■ **Requirement**: Will you transcribe all the entries word for word, skipping the pictures they hold?

Dataset entries
"""

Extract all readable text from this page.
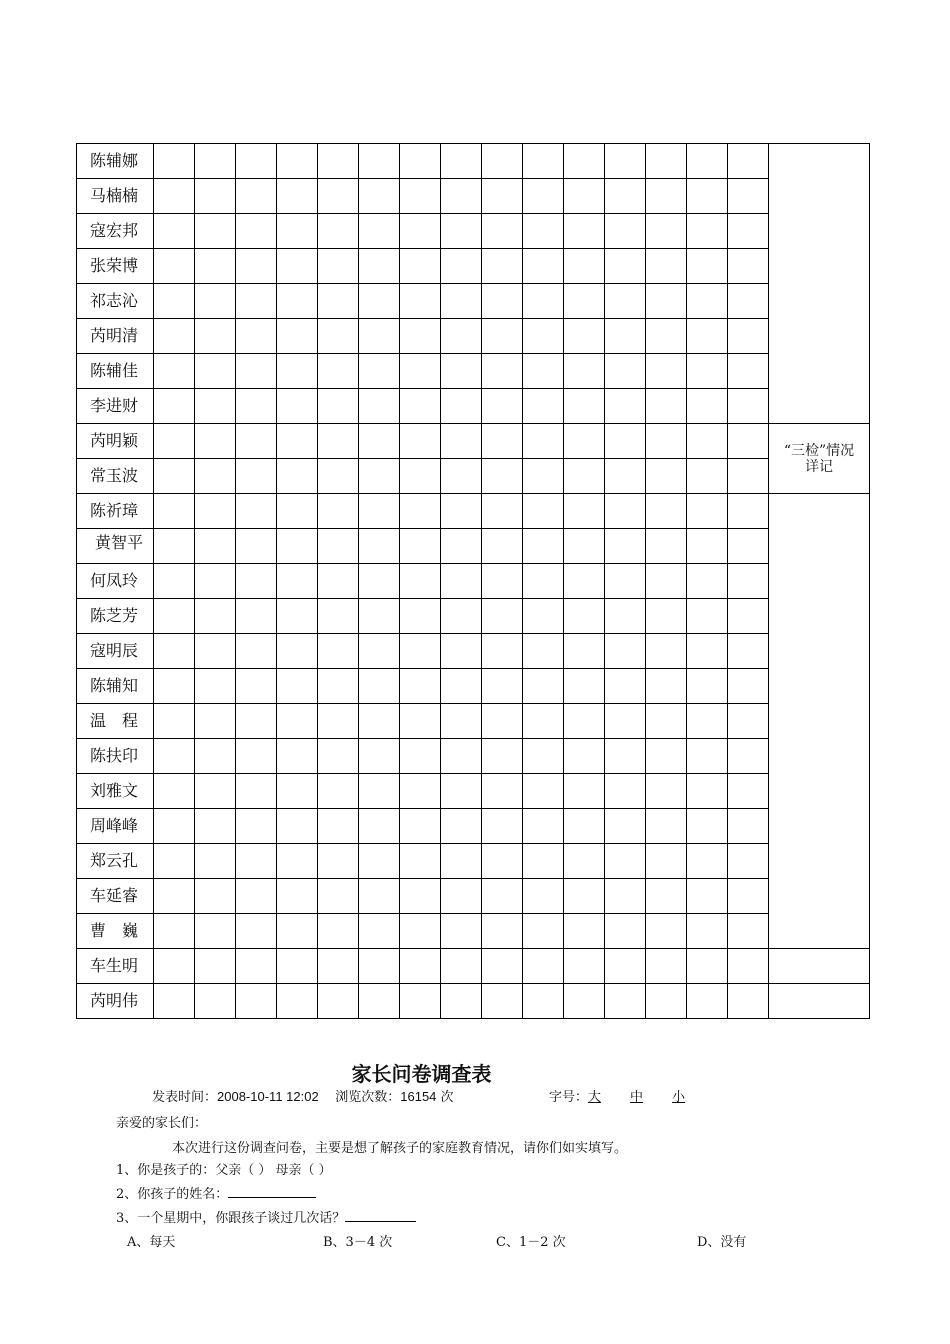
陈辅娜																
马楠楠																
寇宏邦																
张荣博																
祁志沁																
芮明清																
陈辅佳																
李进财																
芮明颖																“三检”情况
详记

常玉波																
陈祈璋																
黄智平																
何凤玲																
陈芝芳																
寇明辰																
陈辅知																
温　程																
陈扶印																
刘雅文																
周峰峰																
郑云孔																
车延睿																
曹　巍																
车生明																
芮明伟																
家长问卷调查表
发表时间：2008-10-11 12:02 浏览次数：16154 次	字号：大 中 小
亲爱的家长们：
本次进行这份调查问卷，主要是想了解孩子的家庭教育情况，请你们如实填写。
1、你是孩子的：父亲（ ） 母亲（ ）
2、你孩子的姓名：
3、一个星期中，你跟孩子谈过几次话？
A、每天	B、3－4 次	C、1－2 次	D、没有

"""

■ **Answer for the task**:
Extract all readable text from this page.
陈辅娜																
马楠楠																
寇宏邦																
张荣博																
祁志沁																
芮明清																
陈辅佳																
李进财																
芮明颖																“三检”情况
详记

常玉波																
陈祈璋																
黄智平																
何凤玲																
陈芝芳																
寇明辰																
陈辅知																
温　程																
陈扶印																
刘雅文																
周峰峰																
郑云孔																
车延睿																
曹　巍																
车生明																
芮明伟																
家长问卷调查表
发表时间：2008-10-11 12:02 浏览次数：16154 次	字号：大 中 小
亲爱的家长们：
本次进行这份调查问卷，主要是想了解孩子的家庭教育情况，请你们如实填写。
1、你是孩子的：父亲（ ） 母亲（ ）
2、你孩子的姓名：
3、一个星期中，你跟孩子谈过几次话？
A、每天	B、3－4 次	C、1－2 次	D、没有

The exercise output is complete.